Do this –
Transcribe the records that follow exactly. Skip the pictures.

--- Supplied material ---

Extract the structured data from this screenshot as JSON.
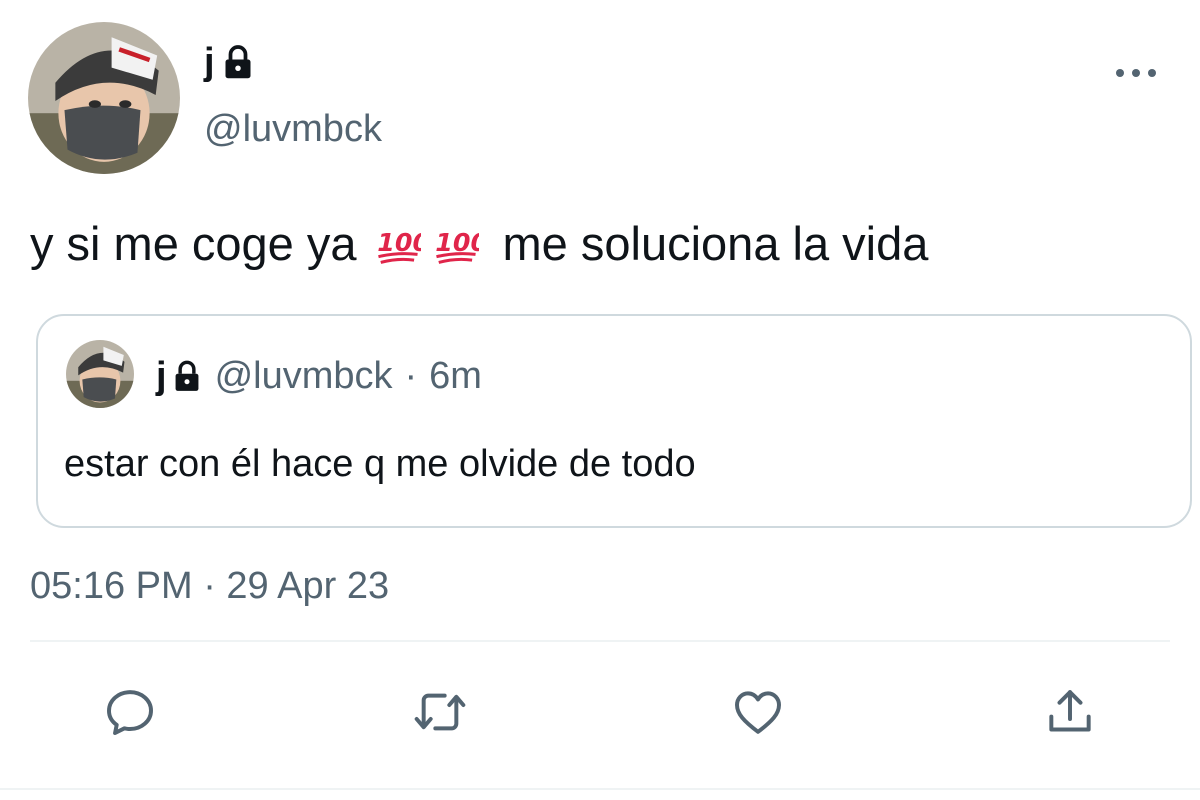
{
  "author": {
    "display_name": "j",
    "handle": "@luvmbck",
    "protected": true
  },
  "tweet": {
    "text_before": "y si me coge ya",
    "emoji": "hundred-points",
    "emoji_count": 2,
    "text_after": "me soluciona la vida",
    "timestamp": "05:16 PM · 29 Apr 23"
  },
  "quoted_tweet": {
    "display_name": "j",
    "handle": "@luvmbck",
    "separator": "·",
    "time_ago": "6m",
    "text": "estar con él hace q me olvide de todo"
  },
  "actions": [
    {
      "name": "reply",
      "icon": "reply-icon"
    },
    {
      "name": "retweet",
      "icon": "retweet-icon"
    },
    {
      "name": "like",
      "icon": "heart-icon"
    },
    {
      "name": "share",
      "icon": "share-icon"
    }
  ],
  "colors": {
    "text": "#0f1419",
    "secondary": "#536471",
    "border": "#cfd9de",
    "divider": "#eff3f4",
    "emoji_red": "#e0254a"
  }
}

---

Solution below –
Extract the structured data from this screenshot as JSON.
{
  "author": {
    "display_name": "j",
    "handle": "@luvmbck",
    "protected": true
  },
  "tweet": {
    "text_before": "y si me coge ya",
    "emoji": "hundred-points",
    "emoji_count": 2,
    "text_after": "me soluciona la vida",
    "timestamp": "05:16 PM · 29 Apr 23"
  },
  "quoted_tweet": {
    "display_name": "j",
    "handle": "@luvmbck",
    "separator": "·",
    "time_ago": "6m",
    "text": "estar con él hace q me olvide de todo"
  },
  "actions": [
    {
      "name": "reply",
      "icon": "reply-icon"
    },
    {
      "name": "retweet",
      "icon": "retweet-icon"
    },
    {
      "name": "like",
      "icon": "heart-icon"
    },
    {
      "name": "share",
      "icon": "share-icon"
    }
  ],
  "colors": {
    "text": "#0f1419",
    "secondary": "#536471",
    "border": "#cfd9de",
    "divider": "#eff3f4",
    "emoji_red": "#e0254a"
  }
}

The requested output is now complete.